-- Written instruction --
From the entries below, copy out every line with "title" in it.

Dataset rows about figures:
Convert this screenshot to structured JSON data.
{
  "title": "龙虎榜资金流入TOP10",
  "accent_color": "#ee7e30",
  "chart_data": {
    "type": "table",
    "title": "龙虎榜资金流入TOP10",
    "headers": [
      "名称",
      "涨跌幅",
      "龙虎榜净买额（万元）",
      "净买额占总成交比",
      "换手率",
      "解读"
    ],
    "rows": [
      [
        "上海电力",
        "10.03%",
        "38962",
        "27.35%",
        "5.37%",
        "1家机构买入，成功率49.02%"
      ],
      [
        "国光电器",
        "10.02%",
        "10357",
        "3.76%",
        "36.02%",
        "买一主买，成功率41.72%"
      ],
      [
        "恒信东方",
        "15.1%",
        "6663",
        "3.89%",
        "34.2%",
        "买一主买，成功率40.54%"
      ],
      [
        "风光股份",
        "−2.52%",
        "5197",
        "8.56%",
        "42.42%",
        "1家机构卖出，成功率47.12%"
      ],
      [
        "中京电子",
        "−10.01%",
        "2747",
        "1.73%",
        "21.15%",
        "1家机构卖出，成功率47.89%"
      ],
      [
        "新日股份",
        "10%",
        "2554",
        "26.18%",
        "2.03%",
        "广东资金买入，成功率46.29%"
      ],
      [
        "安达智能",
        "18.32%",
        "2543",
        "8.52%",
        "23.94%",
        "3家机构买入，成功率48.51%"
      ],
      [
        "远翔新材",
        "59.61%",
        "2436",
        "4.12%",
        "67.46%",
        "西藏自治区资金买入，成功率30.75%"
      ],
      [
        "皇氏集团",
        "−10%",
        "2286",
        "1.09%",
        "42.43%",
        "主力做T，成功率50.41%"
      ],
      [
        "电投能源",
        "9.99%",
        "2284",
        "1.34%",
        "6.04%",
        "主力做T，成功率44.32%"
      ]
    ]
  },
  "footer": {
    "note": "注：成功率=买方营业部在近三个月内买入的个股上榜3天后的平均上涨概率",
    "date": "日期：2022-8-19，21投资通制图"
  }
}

-- Result for this task --
  "title": "龙虎榜资金流入TOP10",
    "title": "龙虎榜资金流入TOP10",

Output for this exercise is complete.